• **DIRECTION**
Identify the lines that contain the string "screenshot" and copy all of them.
━━━━
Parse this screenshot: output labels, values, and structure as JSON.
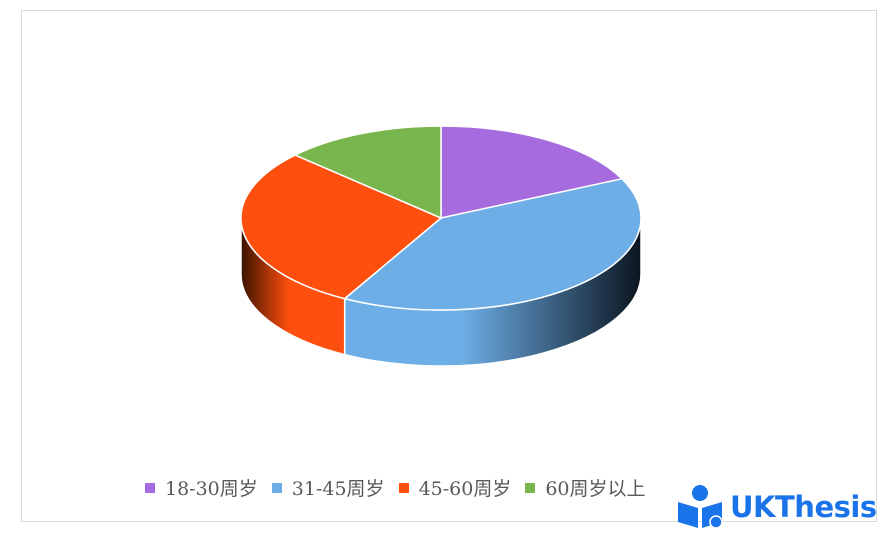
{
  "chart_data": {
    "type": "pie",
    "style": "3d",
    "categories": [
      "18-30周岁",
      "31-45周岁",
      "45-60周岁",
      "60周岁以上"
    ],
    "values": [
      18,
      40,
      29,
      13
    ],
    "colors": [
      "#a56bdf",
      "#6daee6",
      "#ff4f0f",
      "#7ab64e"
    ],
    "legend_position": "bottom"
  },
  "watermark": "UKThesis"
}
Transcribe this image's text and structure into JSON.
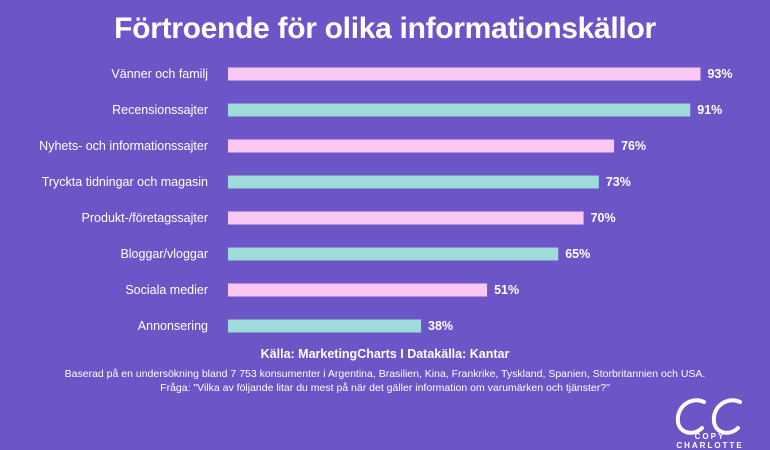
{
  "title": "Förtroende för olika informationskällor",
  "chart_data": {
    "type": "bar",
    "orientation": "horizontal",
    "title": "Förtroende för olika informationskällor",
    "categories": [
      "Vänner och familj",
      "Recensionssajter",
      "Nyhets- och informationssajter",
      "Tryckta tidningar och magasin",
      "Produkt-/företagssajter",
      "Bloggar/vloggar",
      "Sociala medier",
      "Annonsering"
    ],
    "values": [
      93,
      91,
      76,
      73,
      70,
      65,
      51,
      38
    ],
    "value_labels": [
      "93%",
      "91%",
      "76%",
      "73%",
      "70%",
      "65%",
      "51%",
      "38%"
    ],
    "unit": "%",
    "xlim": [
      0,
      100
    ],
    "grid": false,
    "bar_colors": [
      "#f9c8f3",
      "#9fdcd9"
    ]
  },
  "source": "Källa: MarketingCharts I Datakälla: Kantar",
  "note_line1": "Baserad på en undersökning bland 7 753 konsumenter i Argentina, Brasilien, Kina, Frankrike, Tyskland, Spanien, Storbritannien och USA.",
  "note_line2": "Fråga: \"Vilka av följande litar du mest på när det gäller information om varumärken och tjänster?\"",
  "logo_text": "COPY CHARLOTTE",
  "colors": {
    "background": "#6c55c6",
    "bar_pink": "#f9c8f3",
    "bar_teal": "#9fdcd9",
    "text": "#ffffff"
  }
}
━━━━
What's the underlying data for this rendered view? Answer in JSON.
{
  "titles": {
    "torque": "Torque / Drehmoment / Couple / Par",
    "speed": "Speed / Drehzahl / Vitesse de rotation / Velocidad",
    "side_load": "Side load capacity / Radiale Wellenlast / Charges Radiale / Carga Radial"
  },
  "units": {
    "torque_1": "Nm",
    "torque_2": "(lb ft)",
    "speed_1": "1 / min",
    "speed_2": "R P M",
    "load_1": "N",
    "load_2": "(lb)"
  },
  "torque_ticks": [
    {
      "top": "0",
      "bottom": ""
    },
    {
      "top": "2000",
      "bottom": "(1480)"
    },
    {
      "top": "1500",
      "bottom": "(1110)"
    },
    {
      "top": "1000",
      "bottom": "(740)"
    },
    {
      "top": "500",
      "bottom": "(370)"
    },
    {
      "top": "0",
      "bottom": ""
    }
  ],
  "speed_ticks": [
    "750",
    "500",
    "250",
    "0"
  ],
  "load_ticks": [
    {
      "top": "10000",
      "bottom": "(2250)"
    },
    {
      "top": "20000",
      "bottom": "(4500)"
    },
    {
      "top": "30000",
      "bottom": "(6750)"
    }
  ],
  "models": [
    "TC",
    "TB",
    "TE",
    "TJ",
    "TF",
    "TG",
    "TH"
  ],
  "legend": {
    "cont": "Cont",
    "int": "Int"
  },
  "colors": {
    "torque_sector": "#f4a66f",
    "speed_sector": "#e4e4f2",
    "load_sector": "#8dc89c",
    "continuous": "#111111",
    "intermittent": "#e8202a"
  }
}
━━━━
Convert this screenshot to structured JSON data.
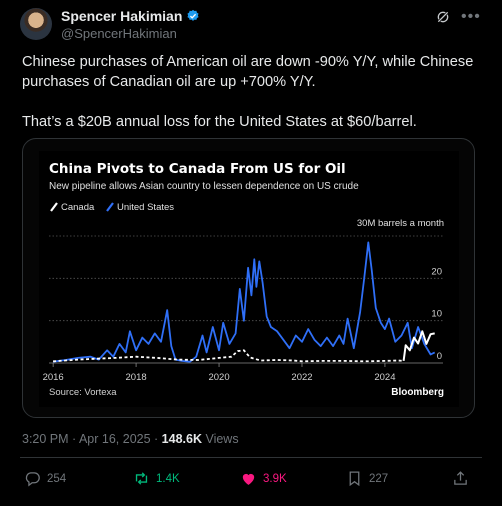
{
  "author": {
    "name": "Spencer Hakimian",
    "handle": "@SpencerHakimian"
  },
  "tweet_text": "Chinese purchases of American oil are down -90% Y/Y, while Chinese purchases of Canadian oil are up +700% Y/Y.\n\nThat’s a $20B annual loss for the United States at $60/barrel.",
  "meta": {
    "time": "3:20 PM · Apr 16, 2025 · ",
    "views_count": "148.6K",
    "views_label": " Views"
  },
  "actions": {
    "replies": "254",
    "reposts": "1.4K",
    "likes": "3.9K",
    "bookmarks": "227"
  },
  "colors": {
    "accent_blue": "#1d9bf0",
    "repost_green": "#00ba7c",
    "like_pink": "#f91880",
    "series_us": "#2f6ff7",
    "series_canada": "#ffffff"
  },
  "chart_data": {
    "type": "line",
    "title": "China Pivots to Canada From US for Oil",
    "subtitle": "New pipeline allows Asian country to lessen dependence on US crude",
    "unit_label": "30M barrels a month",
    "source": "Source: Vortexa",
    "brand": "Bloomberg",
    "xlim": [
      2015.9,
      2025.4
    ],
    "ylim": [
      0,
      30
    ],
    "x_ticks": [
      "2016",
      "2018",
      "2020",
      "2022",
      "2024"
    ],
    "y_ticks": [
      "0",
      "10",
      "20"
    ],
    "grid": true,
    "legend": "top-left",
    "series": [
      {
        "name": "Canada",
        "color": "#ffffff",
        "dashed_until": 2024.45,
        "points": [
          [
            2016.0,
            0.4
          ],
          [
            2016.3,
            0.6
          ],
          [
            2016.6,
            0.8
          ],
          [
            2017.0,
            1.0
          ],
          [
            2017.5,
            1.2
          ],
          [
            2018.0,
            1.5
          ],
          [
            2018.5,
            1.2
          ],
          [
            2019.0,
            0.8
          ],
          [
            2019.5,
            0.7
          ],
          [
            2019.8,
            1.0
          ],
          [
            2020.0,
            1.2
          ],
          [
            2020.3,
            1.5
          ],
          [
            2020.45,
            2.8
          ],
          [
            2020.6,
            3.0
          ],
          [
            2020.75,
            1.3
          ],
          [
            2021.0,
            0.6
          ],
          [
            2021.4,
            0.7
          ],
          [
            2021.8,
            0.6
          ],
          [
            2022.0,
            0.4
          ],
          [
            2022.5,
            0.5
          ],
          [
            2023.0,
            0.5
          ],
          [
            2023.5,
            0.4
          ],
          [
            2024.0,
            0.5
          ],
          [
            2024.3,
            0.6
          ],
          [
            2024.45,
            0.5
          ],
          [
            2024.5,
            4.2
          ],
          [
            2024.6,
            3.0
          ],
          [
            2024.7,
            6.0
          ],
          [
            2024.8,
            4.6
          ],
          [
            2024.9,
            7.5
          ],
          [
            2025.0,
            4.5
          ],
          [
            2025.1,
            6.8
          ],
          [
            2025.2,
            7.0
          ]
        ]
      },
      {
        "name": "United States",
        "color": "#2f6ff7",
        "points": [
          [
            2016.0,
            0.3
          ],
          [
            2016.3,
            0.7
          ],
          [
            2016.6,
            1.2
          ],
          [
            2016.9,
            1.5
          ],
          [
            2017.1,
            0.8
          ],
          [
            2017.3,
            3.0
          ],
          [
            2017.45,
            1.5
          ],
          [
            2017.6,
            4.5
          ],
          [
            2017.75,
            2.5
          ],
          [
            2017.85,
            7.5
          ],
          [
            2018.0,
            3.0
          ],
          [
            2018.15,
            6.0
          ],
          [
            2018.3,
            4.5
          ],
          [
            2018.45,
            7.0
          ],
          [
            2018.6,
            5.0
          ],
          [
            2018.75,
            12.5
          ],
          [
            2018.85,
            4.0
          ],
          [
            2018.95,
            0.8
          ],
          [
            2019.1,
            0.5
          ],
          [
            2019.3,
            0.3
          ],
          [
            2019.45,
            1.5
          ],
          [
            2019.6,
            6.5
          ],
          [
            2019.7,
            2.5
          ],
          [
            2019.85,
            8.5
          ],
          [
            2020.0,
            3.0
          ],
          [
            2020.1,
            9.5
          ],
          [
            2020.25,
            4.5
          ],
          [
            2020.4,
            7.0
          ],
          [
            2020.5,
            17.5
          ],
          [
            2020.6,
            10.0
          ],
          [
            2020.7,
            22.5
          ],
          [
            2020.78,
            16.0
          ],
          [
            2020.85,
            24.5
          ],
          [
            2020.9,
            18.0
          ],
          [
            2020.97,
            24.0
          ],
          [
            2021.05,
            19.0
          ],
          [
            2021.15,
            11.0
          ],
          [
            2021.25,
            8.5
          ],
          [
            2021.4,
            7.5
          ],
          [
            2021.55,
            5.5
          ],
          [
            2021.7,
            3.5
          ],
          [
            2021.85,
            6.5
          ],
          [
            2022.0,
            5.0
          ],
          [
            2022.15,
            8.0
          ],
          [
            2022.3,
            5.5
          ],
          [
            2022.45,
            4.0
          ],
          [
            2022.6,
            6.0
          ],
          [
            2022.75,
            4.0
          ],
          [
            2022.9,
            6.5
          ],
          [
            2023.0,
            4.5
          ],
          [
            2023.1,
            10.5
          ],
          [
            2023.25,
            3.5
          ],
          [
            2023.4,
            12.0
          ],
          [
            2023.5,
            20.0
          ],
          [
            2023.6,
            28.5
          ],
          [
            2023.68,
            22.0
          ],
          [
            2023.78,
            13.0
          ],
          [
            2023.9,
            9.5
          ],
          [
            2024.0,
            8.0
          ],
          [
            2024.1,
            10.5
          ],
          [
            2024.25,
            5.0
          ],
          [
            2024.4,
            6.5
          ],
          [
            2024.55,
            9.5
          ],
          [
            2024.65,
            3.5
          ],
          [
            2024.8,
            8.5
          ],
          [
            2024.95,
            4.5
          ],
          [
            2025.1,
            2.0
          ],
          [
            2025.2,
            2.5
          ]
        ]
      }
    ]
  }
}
━━━━
• **ANSWER TO THE PROBLEM**
Parse this screenshot: output labels, values, and structure as JSON.
Convert this screenshot to structured JSON data.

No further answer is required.